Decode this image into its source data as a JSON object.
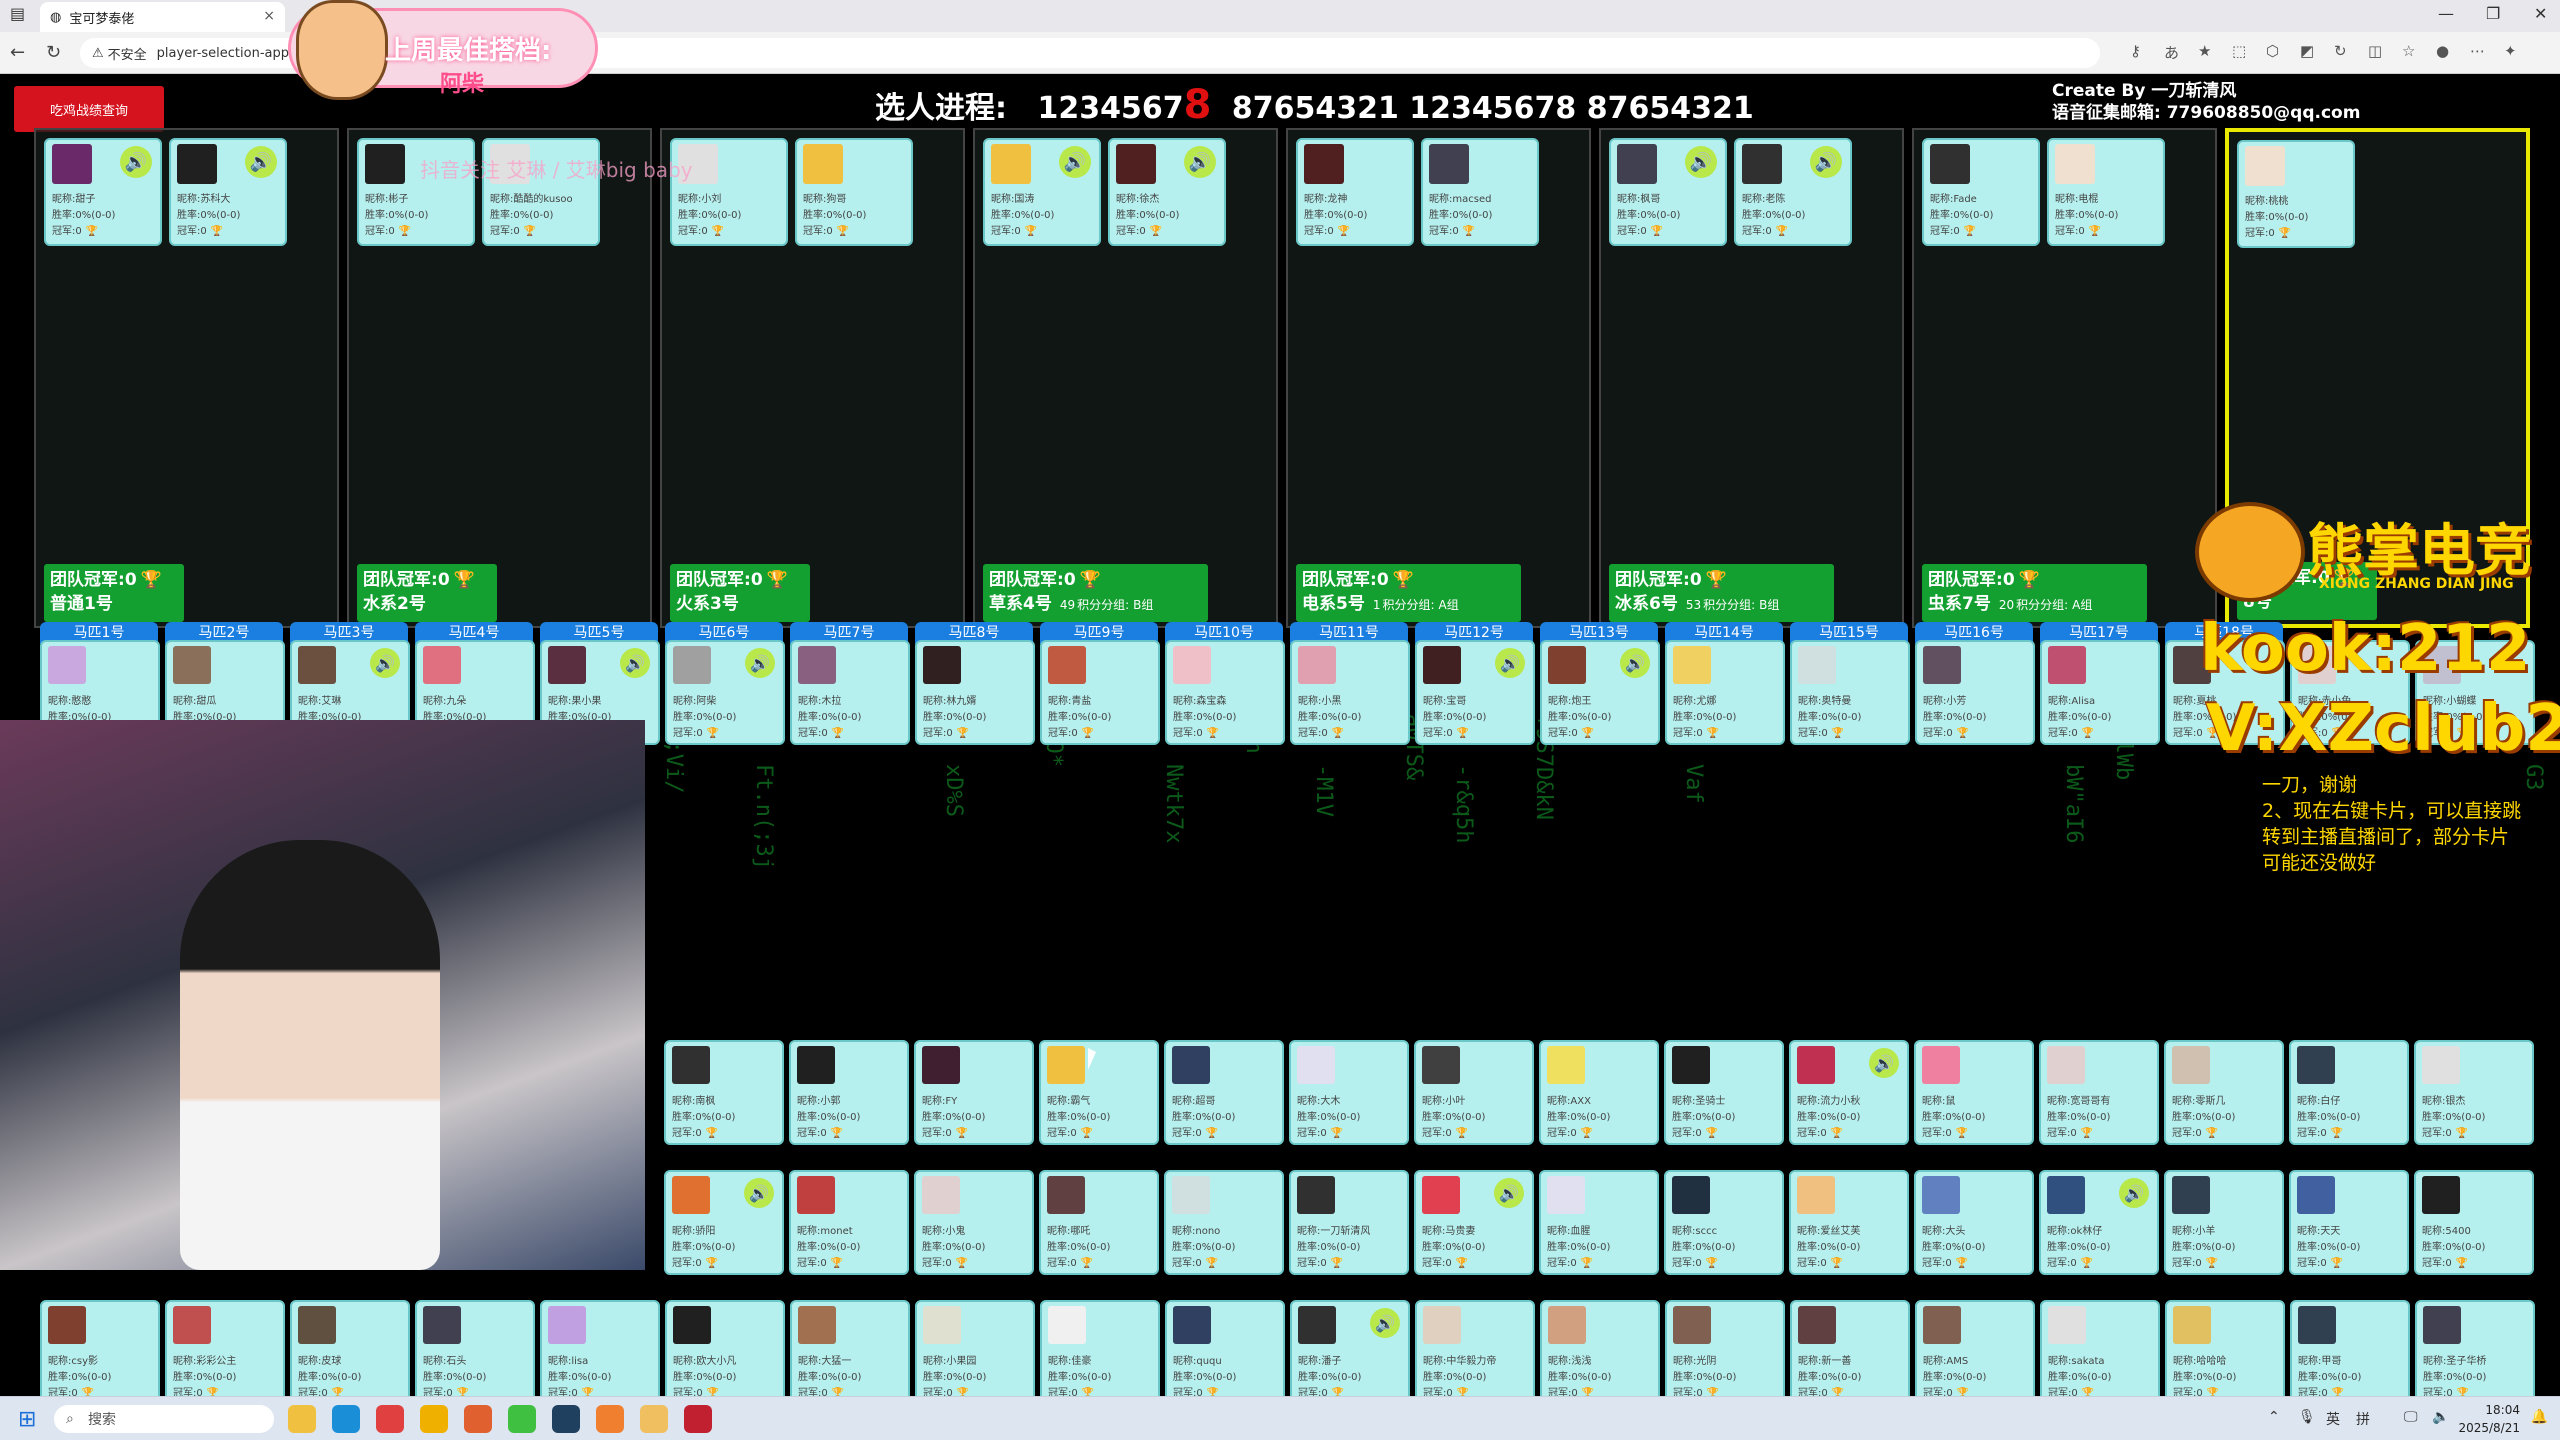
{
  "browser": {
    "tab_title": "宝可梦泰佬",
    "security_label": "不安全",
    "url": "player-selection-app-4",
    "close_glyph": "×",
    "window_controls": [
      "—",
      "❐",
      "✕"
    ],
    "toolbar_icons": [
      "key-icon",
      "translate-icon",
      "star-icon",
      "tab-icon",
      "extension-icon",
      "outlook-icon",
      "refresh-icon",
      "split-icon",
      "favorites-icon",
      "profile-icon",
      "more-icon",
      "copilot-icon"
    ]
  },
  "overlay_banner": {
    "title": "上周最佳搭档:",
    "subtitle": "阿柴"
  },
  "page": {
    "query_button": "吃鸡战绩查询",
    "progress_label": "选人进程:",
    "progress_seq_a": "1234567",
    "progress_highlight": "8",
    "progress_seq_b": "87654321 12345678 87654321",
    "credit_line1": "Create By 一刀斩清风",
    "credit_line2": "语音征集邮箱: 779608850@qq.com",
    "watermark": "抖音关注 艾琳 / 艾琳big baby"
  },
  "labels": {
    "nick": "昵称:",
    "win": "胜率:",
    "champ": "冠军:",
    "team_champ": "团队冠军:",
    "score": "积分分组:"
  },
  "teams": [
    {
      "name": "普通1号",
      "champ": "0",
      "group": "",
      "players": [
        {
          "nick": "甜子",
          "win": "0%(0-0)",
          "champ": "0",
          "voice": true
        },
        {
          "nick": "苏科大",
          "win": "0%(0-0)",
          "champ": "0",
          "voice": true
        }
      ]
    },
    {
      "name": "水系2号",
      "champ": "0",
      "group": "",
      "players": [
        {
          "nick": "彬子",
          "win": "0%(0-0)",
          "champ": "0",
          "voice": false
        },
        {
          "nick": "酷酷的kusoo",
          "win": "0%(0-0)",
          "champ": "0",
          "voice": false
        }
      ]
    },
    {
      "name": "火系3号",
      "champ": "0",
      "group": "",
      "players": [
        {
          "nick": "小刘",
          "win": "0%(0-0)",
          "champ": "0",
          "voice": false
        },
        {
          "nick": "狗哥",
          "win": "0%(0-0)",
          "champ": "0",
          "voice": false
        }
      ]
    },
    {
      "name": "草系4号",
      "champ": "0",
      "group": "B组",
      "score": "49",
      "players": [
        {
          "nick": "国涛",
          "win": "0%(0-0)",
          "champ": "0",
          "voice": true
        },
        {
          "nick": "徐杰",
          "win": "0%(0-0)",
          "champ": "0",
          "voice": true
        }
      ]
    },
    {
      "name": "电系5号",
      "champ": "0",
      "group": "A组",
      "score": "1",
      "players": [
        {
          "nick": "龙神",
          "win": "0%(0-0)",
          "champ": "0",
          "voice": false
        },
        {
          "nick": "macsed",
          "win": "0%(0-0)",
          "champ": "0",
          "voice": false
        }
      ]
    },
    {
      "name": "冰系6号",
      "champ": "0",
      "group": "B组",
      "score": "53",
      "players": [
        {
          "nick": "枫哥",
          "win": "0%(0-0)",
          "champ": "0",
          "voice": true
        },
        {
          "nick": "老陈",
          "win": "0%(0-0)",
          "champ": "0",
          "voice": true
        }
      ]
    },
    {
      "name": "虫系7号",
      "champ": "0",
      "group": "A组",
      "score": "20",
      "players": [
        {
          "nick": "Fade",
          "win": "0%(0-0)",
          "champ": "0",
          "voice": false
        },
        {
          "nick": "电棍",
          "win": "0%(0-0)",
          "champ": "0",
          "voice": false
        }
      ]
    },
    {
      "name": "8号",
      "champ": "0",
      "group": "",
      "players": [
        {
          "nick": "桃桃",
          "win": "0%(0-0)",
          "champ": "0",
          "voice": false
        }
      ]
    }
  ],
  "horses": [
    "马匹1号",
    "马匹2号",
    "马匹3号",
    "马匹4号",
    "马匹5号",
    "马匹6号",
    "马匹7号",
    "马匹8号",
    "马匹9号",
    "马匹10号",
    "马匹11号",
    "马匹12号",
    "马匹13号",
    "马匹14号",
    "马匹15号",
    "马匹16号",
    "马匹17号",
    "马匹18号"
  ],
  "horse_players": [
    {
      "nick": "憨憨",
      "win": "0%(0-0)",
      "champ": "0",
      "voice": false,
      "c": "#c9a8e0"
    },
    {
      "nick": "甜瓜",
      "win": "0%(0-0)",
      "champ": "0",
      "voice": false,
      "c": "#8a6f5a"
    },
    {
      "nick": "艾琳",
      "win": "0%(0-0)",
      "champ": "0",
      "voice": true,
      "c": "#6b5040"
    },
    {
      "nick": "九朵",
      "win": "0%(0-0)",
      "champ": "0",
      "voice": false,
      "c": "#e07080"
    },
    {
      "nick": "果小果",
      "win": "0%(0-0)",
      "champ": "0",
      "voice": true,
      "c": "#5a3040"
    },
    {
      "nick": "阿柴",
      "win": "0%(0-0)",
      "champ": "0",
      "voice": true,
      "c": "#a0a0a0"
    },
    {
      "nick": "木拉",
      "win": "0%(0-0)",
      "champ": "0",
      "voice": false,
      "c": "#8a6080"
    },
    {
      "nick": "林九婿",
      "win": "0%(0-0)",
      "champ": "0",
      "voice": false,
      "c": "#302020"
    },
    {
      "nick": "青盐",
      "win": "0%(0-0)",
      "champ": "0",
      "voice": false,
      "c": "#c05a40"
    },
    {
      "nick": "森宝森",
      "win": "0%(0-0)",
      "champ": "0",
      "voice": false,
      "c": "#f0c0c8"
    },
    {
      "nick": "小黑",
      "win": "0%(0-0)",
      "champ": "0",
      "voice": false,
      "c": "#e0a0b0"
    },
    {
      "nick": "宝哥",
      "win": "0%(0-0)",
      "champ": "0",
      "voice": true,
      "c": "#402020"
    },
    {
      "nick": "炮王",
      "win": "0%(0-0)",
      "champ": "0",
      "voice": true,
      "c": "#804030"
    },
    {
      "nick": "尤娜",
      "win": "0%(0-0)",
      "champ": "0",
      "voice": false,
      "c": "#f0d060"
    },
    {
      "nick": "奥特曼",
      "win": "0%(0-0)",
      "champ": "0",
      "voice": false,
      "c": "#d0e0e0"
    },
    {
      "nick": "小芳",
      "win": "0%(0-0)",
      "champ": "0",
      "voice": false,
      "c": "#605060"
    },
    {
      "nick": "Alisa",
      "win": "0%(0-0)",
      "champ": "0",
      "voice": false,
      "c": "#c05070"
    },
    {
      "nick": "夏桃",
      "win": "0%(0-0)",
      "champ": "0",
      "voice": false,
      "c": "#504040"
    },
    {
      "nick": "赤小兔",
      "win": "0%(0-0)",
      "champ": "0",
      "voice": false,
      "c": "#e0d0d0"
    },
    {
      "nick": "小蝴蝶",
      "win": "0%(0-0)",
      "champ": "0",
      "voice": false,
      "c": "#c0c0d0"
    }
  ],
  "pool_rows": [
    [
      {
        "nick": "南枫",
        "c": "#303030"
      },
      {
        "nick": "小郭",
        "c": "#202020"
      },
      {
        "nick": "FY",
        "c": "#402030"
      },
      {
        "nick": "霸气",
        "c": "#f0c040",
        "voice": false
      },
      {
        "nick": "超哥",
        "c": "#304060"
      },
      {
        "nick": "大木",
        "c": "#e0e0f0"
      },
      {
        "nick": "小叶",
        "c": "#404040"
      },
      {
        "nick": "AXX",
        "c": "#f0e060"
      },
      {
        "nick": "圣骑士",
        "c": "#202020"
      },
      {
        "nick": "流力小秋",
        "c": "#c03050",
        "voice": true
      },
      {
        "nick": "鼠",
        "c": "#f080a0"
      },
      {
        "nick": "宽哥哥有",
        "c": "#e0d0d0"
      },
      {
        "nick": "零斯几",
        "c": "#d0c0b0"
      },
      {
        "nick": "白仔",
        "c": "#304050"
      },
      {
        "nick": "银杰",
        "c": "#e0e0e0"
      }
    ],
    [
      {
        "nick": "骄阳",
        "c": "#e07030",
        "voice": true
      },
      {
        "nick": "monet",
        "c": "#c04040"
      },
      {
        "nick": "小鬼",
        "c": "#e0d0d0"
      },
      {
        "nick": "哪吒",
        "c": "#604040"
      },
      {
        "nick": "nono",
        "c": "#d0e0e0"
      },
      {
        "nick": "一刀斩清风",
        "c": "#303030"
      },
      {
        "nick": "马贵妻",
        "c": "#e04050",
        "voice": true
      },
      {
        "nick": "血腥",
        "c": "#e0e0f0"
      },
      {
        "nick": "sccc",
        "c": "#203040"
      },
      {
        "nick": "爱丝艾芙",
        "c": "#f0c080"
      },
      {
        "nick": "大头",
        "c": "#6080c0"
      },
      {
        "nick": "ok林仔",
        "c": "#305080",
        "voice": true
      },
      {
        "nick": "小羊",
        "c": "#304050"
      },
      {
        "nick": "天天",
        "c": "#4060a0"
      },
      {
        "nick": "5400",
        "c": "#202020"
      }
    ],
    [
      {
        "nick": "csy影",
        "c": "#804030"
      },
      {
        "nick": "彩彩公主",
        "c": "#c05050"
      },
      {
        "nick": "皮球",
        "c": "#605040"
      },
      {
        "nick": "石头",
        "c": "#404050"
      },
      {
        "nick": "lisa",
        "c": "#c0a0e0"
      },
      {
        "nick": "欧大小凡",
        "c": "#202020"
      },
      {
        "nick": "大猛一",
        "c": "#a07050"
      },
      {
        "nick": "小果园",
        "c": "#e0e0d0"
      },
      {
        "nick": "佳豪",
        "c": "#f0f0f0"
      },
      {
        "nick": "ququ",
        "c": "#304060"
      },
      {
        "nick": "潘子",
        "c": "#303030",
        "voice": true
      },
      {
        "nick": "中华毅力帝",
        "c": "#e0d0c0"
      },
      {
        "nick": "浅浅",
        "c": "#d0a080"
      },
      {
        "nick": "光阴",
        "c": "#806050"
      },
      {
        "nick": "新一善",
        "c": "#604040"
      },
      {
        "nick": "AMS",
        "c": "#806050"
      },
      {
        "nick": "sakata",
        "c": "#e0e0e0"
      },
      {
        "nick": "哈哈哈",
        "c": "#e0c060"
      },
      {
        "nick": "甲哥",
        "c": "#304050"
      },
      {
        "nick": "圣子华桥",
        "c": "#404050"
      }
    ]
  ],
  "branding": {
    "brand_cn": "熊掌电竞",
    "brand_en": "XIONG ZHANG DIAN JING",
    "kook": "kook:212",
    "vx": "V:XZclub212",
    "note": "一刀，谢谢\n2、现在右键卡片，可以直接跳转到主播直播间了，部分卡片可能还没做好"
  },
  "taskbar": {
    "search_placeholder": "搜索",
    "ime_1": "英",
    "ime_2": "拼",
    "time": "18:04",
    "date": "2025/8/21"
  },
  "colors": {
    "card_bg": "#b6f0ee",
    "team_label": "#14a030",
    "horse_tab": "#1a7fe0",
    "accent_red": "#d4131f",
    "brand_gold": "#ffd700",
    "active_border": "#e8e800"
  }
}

======

**Instructions for the task:** Identify every line where the string "score" appears.

**Exercise answer:**
    "score": "积分分组:"
      "score": "49",
      "score": "1",
      "score": "53",
      "score": "20",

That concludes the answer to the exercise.